Written task: Can you copy out the data exactly? Leave the images out.

Dataset records:
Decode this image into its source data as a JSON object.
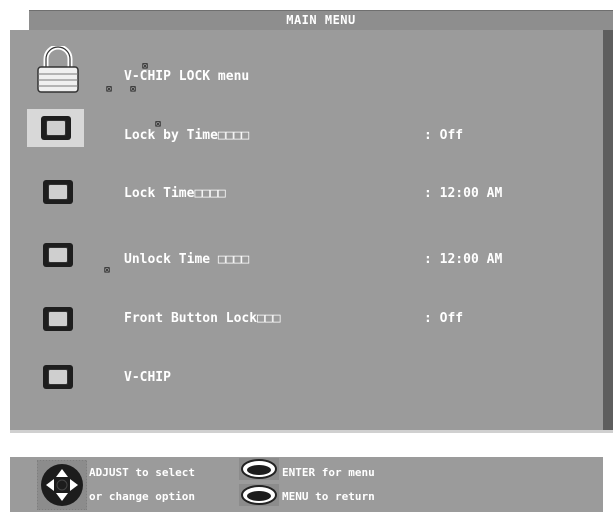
{
  "header": {
    "title": "MAIN MENU"
  },
  "menu": {
    "heading": "V-CHIP LOCK menu",
    "rows": [
      {
        "label": "Lock by Time□□□□",
        "value": ": Off"
      },
      {
        "label": "Lock Time□□□□",
        "value": ": 12:00 AM"
      },
      {
        "label": "Unlock Time □□□□",
        "value": ": 12:00 AM"
      },
      {
        "label": "Front Button Lock□□□",
        "value": ": Off"
      },
      {
        "label": "V-CHIP",
        "value": ""
      }
    ],
    "marks": [
      "⊠",
      "⊠",
      "⊠",
      "⊠",
      "⊠"
    ]
  },
  "footer": {
    "adjust_line1": "ADJUST to select",
    "adjust_line2": "or change option",
    "enter_text": "ENTER for menu",
    "menu_text": "MENU to return"
  },
  "icons": {
    "lock": "padlock-icon",
    "row": "square-button-icon",
    "dpad": "direction-pad-icon",
    "oval": "oval-button-icon"
  },
  "colors": {
    "panel": "#9b9b9b",
    "title_bar": "#8e8e8e",
    "shadow": "#5e5e5e",
    "text": "#ffffff"
  }
}
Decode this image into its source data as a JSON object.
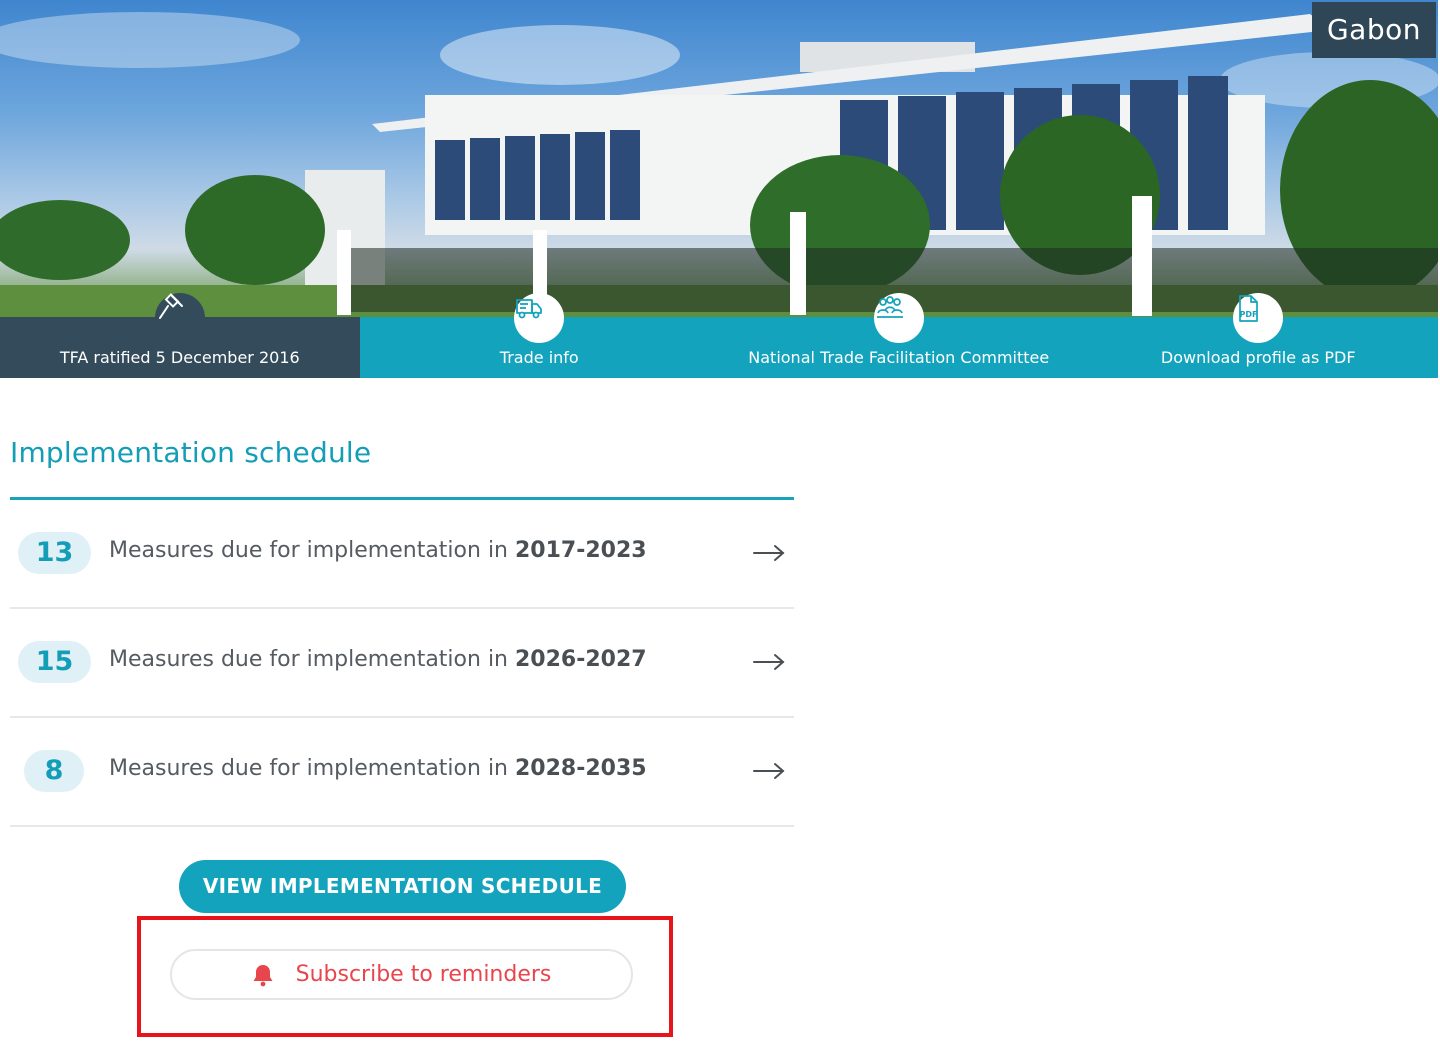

In response:
Decode this image into its source data as a JSON object.
{
  "header": {
    "title": "MAIN MENU"
  },
  "menu": {
    "heading": "V-CHIP LOCK menu",
    "rows": [
      {
        "label": "Lock by Time□□□□",
        "value": ": Off"
      },
      {
        "label": "Lock Time□□□□",
        "value": ": 12:00 AM"
      },
      {
        "label": "Unlock Time □□□□",
        "value": ": 12:00 AM"
      },
      {
        "label": "Front Button Lock□□□",
        "value": ": Off"
      },
      {
        "label": "V-CHIP",
        "value": ""
      }
    ],
    "marks": [
      "⊠",
      "⊠",
      "⊠",
      "⊠",
      "⊠"
    ]
  },
  "footer": {
    "adjust_line1": "ADJUST to select",
    "adjust_line2": "or change option",
    "enter_text": "ENTER for menu",
    "menu_text": "MENU to return"
  },
  "icons": {
    "lock": "padlock-icon",
    "row": "square-button-icon",
    "dpad": "direction-pad-icon",
    "oval": "oval-button-icon"
  },
  "colors": {
    "panel": "#9b9b9b",
    "title_bar": "#8e8e8e",
    "shadow": "#5e5e5e",
    "text": "#ffffff"
  }
}
Decode this image into its source data as a JSON object.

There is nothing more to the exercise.